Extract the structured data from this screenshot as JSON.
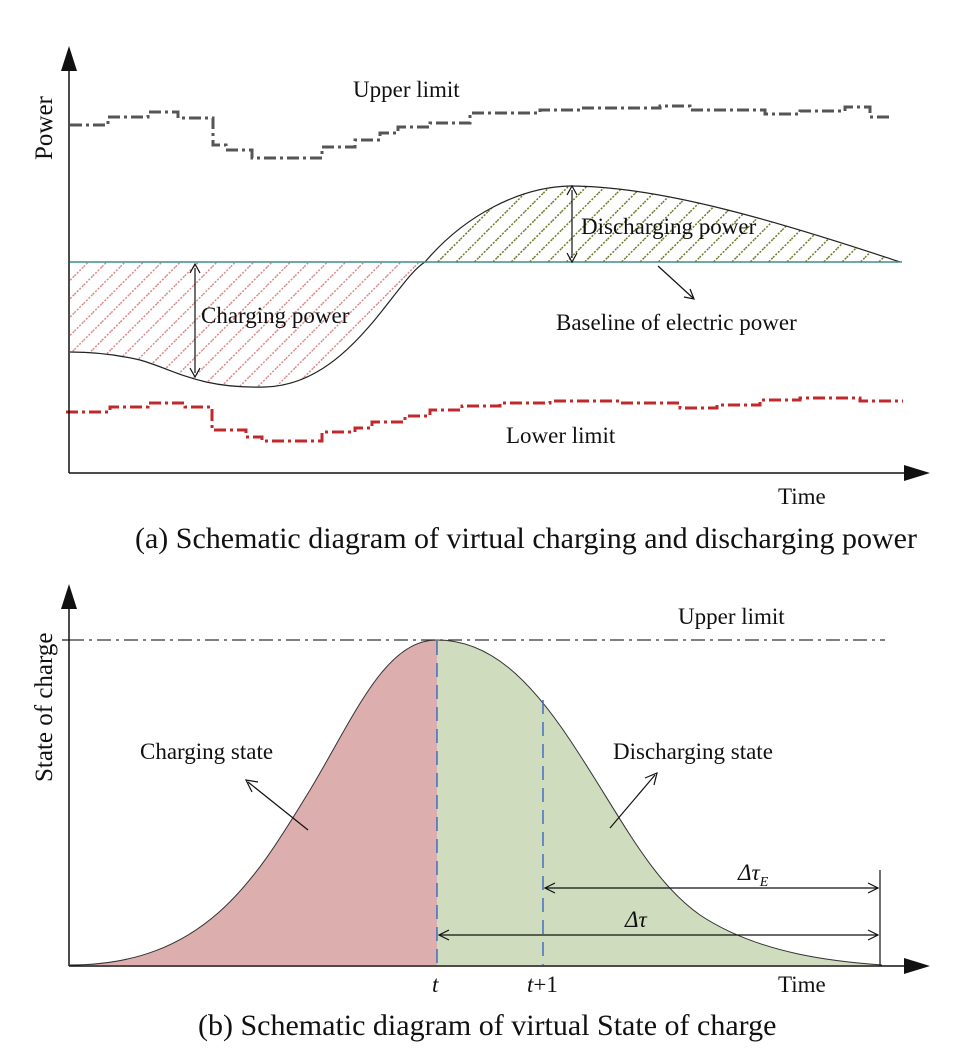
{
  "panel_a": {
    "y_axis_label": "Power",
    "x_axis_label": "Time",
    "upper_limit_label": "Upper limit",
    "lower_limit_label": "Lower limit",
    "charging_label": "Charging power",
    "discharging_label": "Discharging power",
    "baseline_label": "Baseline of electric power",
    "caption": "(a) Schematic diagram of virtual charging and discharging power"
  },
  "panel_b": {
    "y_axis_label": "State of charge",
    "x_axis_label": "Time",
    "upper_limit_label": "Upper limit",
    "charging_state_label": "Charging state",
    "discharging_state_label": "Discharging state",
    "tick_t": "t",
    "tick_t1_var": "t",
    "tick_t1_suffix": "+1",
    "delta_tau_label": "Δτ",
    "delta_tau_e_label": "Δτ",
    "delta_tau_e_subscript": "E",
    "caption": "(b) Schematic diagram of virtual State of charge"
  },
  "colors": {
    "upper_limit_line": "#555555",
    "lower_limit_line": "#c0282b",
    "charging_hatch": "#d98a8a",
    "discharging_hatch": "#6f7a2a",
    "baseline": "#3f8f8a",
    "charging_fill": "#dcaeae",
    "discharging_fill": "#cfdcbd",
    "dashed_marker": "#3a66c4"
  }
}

* * *

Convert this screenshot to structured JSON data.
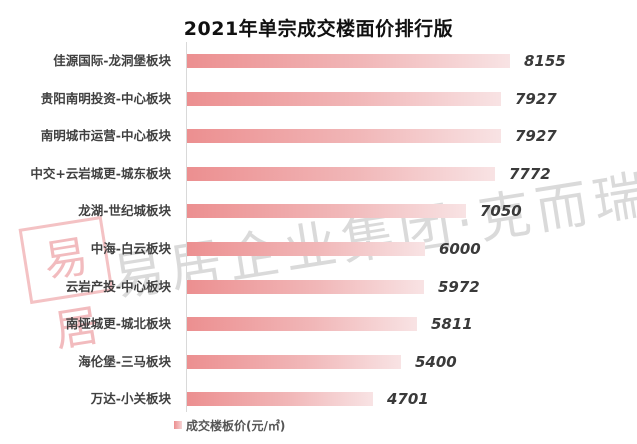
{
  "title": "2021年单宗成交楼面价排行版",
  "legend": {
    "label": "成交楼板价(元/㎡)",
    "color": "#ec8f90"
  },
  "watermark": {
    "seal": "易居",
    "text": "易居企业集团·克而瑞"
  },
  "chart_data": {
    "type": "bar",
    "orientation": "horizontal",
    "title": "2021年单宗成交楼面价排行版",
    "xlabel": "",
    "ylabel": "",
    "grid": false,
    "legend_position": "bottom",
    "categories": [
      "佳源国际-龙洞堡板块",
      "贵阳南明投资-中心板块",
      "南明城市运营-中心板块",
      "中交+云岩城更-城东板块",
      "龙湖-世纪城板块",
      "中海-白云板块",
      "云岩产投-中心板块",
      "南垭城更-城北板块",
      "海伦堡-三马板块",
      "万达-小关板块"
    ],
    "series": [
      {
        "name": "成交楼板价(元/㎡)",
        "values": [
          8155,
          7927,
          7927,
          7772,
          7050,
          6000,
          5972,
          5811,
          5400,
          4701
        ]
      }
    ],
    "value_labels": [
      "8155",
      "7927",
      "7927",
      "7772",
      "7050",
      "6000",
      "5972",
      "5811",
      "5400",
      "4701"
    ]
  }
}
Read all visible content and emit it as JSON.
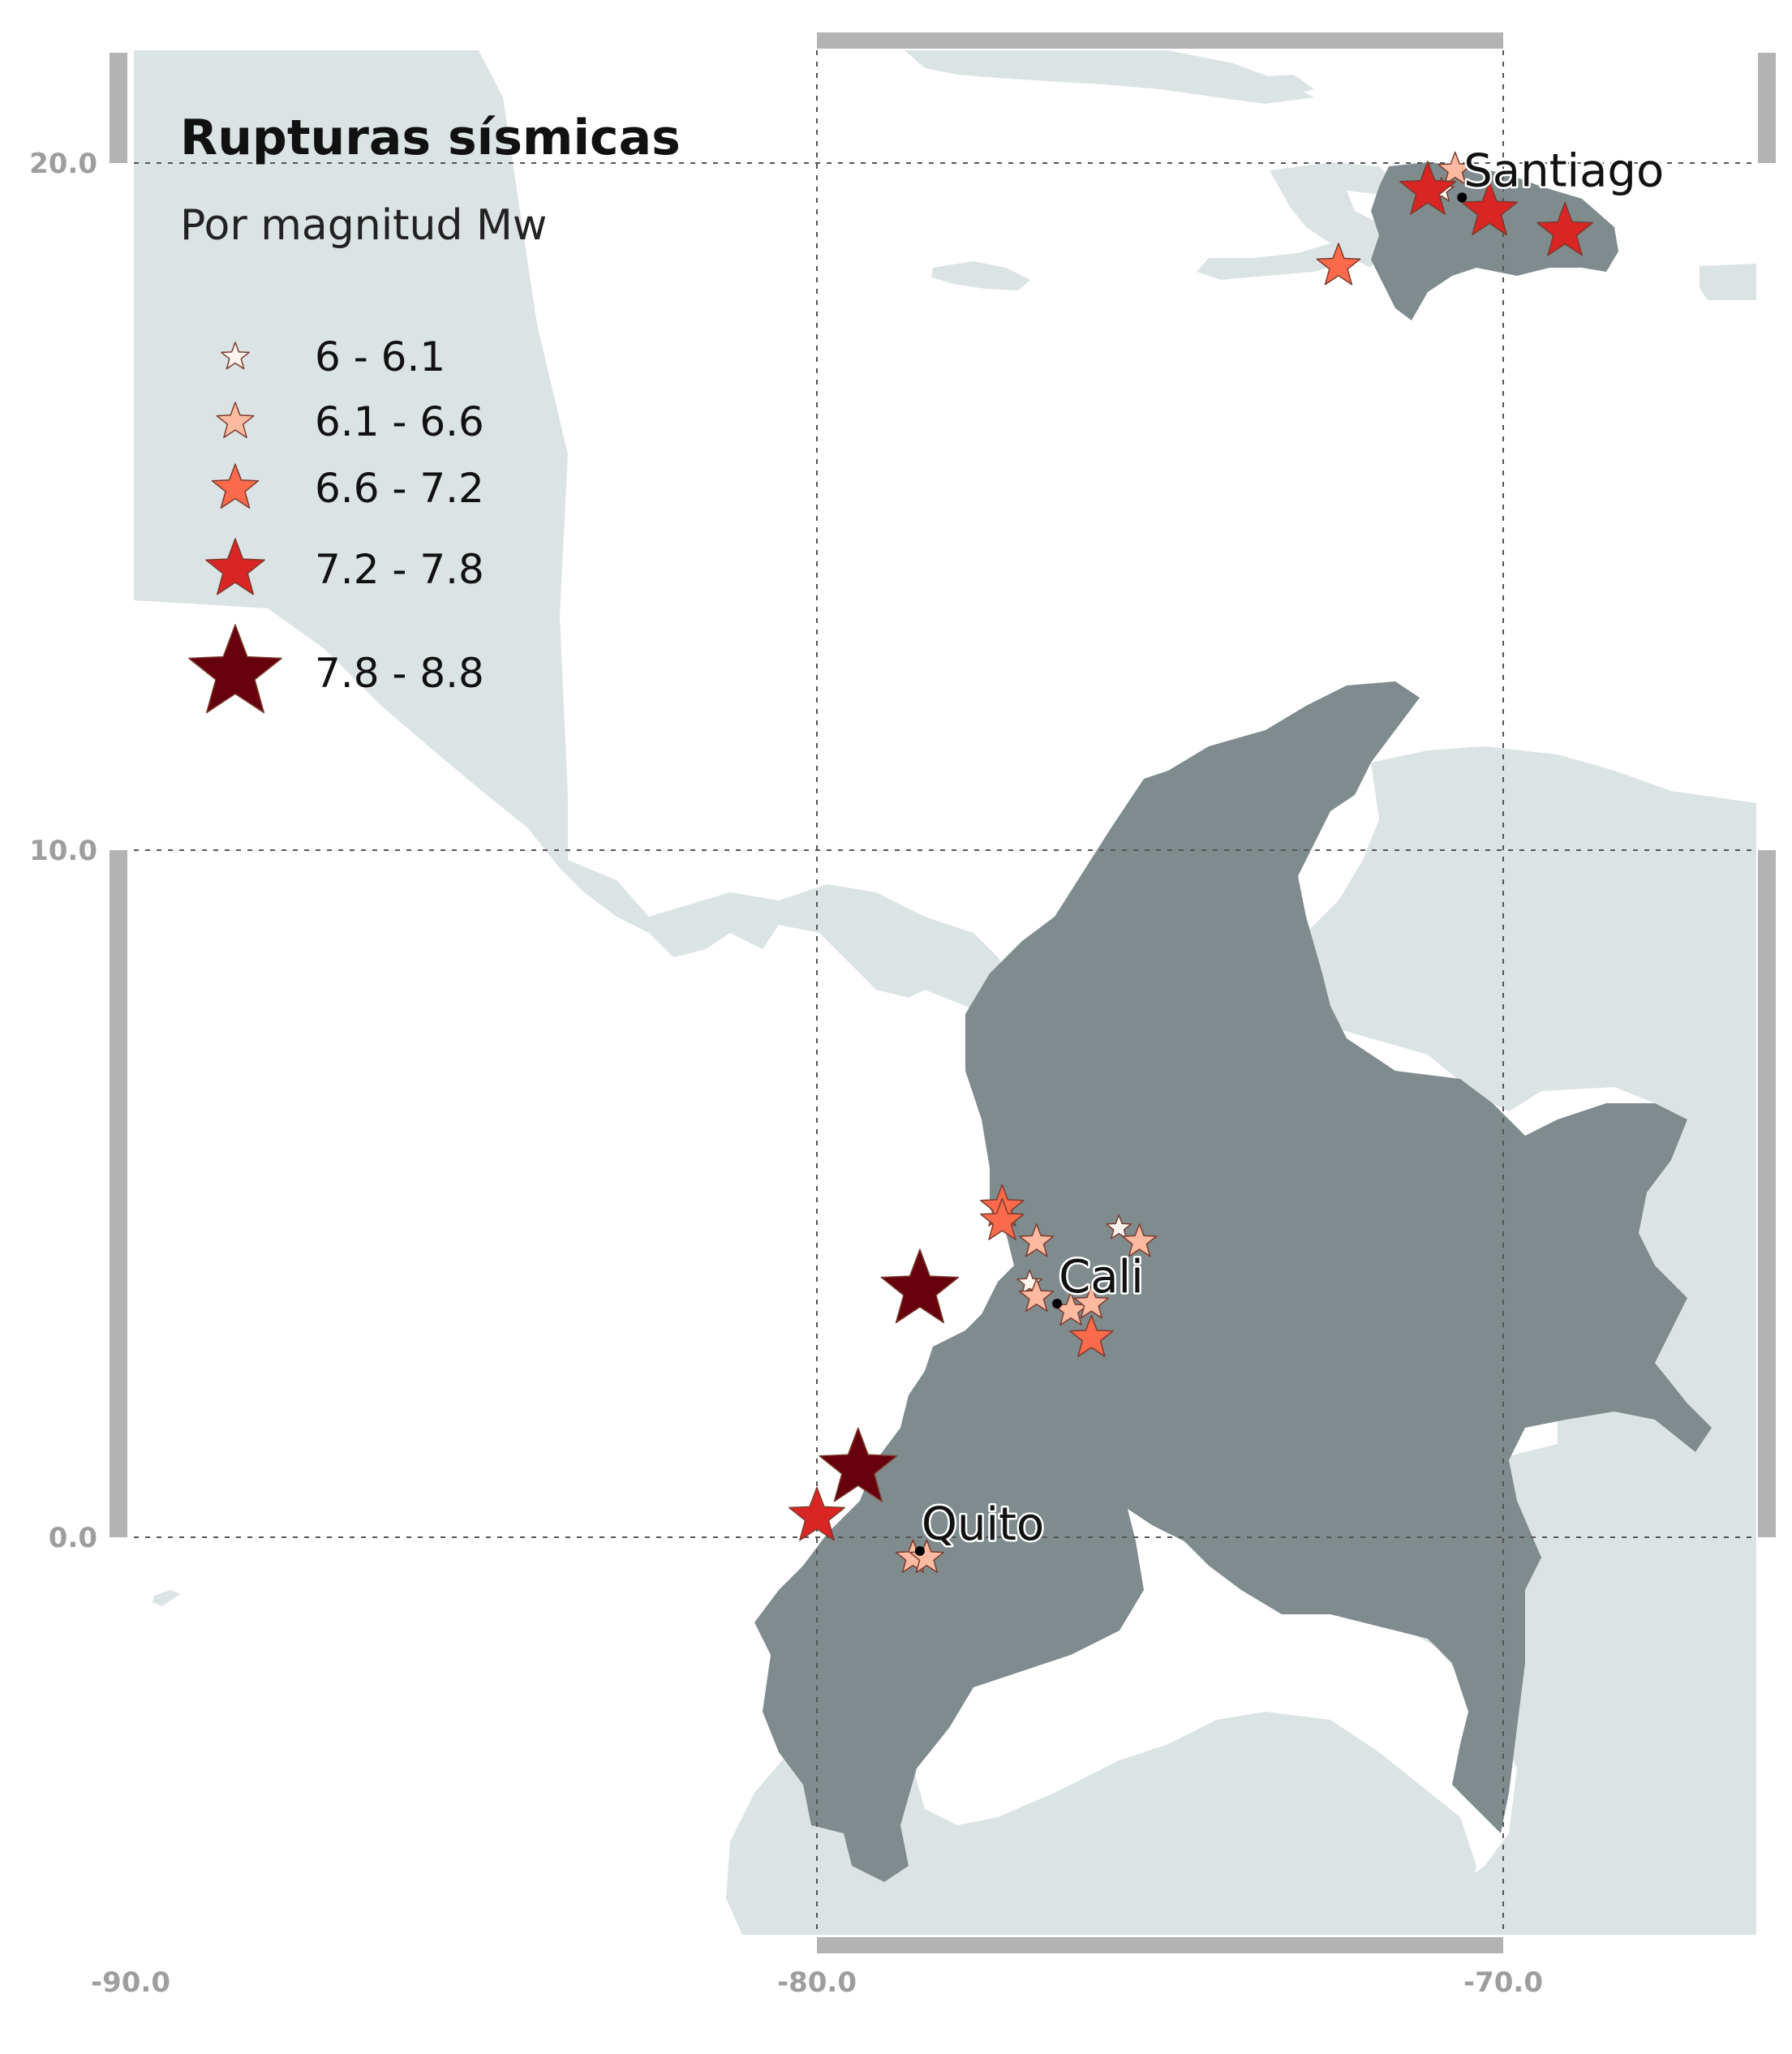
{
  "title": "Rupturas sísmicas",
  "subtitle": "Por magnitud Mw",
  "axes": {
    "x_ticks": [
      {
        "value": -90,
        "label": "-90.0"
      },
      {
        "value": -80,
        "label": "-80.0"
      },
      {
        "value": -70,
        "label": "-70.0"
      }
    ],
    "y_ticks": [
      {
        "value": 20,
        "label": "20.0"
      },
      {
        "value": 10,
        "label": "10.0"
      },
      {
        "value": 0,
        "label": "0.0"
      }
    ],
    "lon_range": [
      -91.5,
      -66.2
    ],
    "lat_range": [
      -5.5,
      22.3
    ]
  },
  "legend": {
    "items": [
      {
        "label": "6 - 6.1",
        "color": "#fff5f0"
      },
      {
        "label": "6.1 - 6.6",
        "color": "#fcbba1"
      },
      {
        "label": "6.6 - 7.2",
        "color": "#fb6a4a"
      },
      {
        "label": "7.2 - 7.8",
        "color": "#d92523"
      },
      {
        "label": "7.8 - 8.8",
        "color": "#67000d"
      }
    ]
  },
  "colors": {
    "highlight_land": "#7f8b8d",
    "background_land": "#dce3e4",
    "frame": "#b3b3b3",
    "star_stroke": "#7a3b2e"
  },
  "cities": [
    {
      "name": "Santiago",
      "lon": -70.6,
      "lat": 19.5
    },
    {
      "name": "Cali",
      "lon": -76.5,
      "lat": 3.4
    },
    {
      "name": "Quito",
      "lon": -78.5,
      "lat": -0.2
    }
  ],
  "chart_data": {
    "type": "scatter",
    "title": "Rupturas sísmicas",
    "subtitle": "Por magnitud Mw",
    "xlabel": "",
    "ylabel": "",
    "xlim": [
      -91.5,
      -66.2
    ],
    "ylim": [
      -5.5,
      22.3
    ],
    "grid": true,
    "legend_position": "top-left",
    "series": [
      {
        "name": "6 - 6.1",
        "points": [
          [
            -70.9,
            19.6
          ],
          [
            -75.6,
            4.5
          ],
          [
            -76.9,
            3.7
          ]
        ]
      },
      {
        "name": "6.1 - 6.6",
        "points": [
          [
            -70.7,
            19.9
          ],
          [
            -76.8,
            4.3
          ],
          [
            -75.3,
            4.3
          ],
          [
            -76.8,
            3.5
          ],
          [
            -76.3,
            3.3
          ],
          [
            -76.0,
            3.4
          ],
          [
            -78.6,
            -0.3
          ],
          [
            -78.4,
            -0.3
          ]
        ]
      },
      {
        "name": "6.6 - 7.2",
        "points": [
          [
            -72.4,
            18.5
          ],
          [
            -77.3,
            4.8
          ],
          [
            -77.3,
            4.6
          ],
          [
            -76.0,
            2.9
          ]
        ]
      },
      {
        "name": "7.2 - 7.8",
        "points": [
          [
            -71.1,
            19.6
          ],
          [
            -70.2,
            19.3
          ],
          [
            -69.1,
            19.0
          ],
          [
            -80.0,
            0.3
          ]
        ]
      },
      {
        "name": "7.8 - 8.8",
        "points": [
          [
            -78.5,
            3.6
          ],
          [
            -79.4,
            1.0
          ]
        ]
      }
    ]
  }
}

---

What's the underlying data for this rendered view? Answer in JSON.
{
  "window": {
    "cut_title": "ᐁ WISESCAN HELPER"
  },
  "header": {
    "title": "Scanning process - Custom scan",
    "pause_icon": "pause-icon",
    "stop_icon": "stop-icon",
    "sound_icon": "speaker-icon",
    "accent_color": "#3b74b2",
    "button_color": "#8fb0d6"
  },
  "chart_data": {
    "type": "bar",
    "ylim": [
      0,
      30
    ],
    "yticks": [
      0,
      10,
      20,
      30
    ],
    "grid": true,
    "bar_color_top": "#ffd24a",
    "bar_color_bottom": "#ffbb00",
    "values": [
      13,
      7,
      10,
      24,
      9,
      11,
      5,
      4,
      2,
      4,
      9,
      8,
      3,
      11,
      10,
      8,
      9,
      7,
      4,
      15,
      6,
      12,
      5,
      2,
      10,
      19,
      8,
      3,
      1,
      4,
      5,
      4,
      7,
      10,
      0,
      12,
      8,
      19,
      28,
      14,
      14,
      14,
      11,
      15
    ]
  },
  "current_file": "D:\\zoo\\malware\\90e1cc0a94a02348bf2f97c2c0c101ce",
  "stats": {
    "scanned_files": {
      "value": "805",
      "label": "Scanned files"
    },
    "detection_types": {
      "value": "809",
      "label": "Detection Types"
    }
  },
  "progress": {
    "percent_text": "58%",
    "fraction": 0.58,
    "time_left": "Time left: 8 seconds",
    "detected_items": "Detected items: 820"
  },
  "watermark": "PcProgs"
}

● **GIVEN INSTRUCTION**
Some lines of the data may hold the word "caption". Say how many do, with nothing else.

● **SOLUTION FOR THIS TASK**
2